**What you have to do**
Copy each entry as it stands, leaving nothing out.
-------- Records shown
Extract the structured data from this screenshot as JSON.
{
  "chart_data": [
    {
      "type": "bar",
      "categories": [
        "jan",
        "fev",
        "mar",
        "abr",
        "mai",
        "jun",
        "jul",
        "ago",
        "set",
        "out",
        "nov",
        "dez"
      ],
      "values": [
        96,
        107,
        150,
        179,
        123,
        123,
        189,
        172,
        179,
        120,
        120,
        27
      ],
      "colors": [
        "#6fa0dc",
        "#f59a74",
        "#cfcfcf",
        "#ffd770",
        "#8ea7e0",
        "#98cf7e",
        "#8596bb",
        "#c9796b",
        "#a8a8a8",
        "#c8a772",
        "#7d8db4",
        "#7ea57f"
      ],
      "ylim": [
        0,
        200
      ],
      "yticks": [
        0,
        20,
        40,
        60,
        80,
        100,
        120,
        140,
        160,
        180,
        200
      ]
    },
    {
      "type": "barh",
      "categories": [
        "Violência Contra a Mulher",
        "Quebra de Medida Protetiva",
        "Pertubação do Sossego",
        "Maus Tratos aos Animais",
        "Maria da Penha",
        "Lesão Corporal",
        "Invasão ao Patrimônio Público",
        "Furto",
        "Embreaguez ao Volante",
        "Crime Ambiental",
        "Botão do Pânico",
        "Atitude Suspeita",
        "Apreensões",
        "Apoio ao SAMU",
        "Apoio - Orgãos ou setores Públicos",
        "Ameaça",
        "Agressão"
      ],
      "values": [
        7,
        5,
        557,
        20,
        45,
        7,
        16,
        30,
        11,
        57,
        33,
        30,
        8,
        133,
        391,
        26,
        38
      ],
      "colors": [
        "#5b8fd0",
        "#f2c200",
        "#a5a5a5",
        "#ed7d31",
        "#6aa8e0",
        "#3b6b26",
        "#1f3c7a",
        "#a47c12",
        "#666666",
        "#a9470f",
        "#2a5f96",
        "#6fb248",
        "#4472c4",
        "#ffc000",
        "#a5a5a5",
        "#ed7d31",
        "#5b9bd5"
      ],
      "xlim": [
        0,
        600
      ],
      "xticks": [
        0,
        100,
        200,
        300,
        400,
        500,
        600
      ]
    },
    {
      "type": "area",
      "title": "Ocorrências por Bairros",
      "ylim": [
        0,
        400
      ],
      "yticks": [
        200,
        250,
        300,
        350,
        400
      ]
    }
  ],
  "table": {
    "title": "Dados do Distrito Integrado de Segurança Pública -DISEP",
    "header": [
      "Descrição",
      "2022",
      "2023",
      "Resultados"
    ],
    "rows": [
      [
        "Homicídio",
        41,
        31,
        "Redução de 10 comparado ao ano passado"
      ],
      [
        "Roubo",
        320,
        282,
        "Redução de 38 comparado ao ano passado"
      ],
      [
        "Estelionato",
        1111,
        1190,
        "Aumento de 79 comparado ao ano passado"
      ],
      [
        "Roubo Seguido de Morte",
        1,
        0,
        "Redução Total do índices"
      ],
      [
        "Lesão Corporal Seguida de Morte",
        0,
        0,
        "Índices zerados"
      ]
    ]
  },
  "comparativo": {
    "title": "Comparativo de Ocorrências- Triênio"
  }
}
----------------
**Response for this exercise**
Extract the structured data from this screenshot as JSON.
{
  "chart_data": [
    {
      "type": "bar",
      "categories": [
        "jan",
        "fev",
        "mar",
        "abr",
        "mai",
        "jun",
        "jul",
        "ago",
        "set",
        "out",
        "nov",
        "dez"
      ],
      "values": [
        96,
        107,
        150,
        179,
        123,
        123,
        189,
        172,
        179,
        120,
        120,
        27
      ],
      "colors": [
        "#6fa0dc",
        "#f59a74",
        "#cfcfcf",
        "#ffd770",
        "#8ea7e0",
        "#98cf7e",
        "#8596bb",
        "#c9796b",
        "#a8a8a8",
        "#c8a772",
        "#7d8db4",
        "#7ea57f"
      ],
      "ylim": [
        0,
        200
      ],
      "yticks": [
        0,
        20,
        40,
        60,
        80,
        100,
        120,
        140,
        160,
        180,
        200
      ]
    },
    {
      "type": "barh",
      "categories": [
        "Violência Contra a Mulher",
        "Quebra de Medida Protetiva",
        "Pertubação do Sossego",
        "Maus Tratos aos Animais",
        "Maria da Penha",
        "Lesão Corporal",
        "Invasão ao Patrimônio Público",
        "Furto",
        "Embreaguez ao Volante",
        "Crime Ambiental",
        "Botão do Pânico",
        "Atitude Suspeita",
        "Apreensões",
        "Apoio ao SAMU",
        "Apoio - Orgãos ou setores Públicos",
        "Ameaça",
        "Agressão"
      ],
      "values": [
        7,
        5,
        557,
        20,
        45,
        7,
        16,
        30,
        11,
        57,
        33,
        30,
        8,
        133,
        391,
        26,
        38
      ],
      "colors": [
        "#5b8fd0",
        "#f2c200",
        "#a5a5a5",
        "#ed7d31",
        "#6aa8e0",
        "#3b6b26",
        "#1f3c7a",
        "#a47c12",
        "#666666",
        "#a9470f",
        "#2a5f96",
        "#6fb248",
        "#4472c4",
        "#ffc000",
        "#a5a5a5",
        "#ed7d31",
        "#5b9bd5"
      ],
      "xlim": [
        0,
        600
      ],
      "xticks": [
        0,
        100,
        200,
        300,
        400,
        500,
        600
      ]
    },
    {
      "type": "area",
      "title": "Ocorrências por Bairros",
      "ylim": [
        0,
        400
      ],
      "yticks": [
        200,
        250,
        300,
        350,
        400
      ]
    }
  ],
  "table": {
    "title": "Dados do Distrito Integrado de Segurança Pública -DISEP",
    "header": [
      "Descrição",
      "2022",
      "2023",
      "Resultados"
    ],
    "rows": [
      [
        "Homicídio",
        41,
        31,
        "Redução de 10 comparado ao ano passado"
      ],
      [
        "Roubo",
        320,
        282,
        "Redução de 38 comparado ao ano passado"
      ],
      [
        "Estelionato",
        1111,
        1190,
        "Aumento de 79 comparado ao ano passado"
      ],
      [
        "Roubo Seguido de Morte",
        1,
        0,
        "Redução Total do índices"
      ],
      [
        "Lesão Corporal Seguida de Morte",
        0,
        0,
        "Índices zerados"
      ]
    ]
  },
  "comparativo": {
    "title": "Comparativo de Ocorrências- Triênio"
  }
}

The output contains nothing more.